Collected data entries:
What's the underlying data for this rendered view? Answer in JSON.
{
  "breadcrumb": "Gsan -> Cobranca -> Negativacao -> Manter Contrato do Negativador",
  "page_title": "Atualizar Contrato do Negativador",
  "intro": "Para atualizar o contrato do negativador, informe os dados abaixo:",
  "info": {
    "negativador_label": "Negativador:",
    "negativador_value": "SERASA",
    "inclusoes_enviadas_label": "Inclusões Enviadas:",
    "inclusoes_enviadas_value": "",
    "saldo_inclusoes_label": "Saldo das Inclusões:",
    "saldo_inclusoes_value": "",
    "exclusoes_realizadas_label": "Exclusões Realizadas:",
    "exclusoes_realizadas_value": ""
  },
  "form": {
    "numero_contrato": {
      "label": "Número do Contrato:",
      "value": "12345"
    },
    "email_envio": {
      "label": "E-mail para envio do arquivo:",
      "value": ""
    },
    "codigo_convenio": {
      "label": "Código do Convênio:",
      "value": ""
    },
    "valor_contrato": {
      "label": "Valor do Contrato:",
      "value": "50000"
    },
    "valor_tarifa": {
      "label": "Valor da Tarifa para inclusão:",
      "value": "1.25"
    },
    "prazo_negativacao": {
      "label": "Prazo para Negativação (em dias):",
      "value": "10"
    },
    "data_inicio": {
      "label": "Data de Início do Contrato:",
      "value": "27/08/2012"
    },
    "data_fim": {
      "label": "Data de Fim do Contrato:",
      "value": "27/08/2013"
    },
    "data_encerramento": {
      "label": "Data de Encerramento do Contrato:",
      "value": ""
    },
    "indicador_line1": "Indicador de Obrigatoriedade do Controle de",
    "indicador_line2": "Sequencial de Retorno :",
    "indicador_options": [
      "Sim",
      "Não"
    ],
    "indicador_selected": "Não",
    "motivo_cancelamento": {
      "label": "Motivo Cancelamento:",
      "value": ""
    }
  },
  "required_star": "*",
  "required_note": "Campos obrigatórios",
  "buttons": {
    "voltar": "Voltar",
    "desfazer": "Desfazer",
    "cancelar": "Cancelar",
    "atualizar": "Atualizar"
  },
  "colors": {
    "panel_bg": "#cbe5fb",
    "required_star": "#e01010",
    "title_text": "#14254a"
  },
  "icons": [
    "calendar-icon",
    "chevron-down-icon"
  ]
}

Short problem: Take the entries above and transcribe them exactly.

Solution to this exercise:
What's the underlying data for this rendered view? Answer in JSON.
{
  "breadcrumb": "Gsan -> Cobranca -> Negativacao -> Manter Contrato do Negativador",
  "page_title": "Atualizar Contrato do Negativador",
  "intro": "Para atualizar o contrato do negativador, informe os dados abaixo:",
  "info": {
    "negativador_label": "Negativador:",
    "negativador_value": "SERASA",
    "inclusoes_enviadas_label": "Inclusões Enviadas:",
    "inclusoes_enviadas_value": "",
    "saldo_inclusoes_label": "Saldo das Inclusões:",
    "saldo_inclusoes_value": "",
    "exclusoes_realizadas_label": "Exclusões Realizadas:",
    "exclusoes_realizadas_value": ""
  },
  "form": {
    "numero_contrato": {
      "label": "Número do Contrato:",
      "value": "12345"
    },
    "email_envio": {
      "label": "E-mail para envio do arquivo:",
      "value": ""
    },
    "codigo_convenio": {
      "label": "Código do Convênio:",
      "value": ""
    },
    "valor_contrato": {
      "label": "Valor do Contrato:",
      "value": "50000"
    },
    "valor_tarifa": {
      "label": "Valor da Tarifa para inclusão:",
      "value": "1.25"
    },
    "prazo_negativacao": {
      "label": "Prazo para Negativação (em dias):",
      "value": "10"
    },
    "data_inicio": {
      "label": "Data de Início do Contrato:",
      "value": "27/08/2012"
    },
    "data_fim": {
      "label": "Data de Fim do Contrato:",
      "value": "27/08/2013"
    },
    "data_encerramento": {
      "label": "Data de Encerramento do Contrato:",
      "value": ""
    },
    "indicador_line1": "Indicador de Obrigatoriedade do Controle de",
    "indicador_line2": "Sequencial de Retorno :",
    "indicador_options": [
      "Sim",
      "Não"
    ],
    "indicador_selected": "Não",
    "motivo_cancelamento": {
      "label": "Motivo Cancelamento:",
      "value": ""
    }
  },
  "required_star": "*",
  "required_note": "Campos obrigatórios",
  "buttons": {
    "voltar": "Voltar",
    "desfazer": "Desfazer",
    "cancelar": "Cancelar",
    "atualizar": "Atualizar"
  },
  "colors": {
    "panel_bg": "#cbe5fb",
    "required_star": "#e01010",
    "title_text": "#14254a"
  },
  "icons": [
    "calendar-icon",
    "chevron-down-icon"
  ]
}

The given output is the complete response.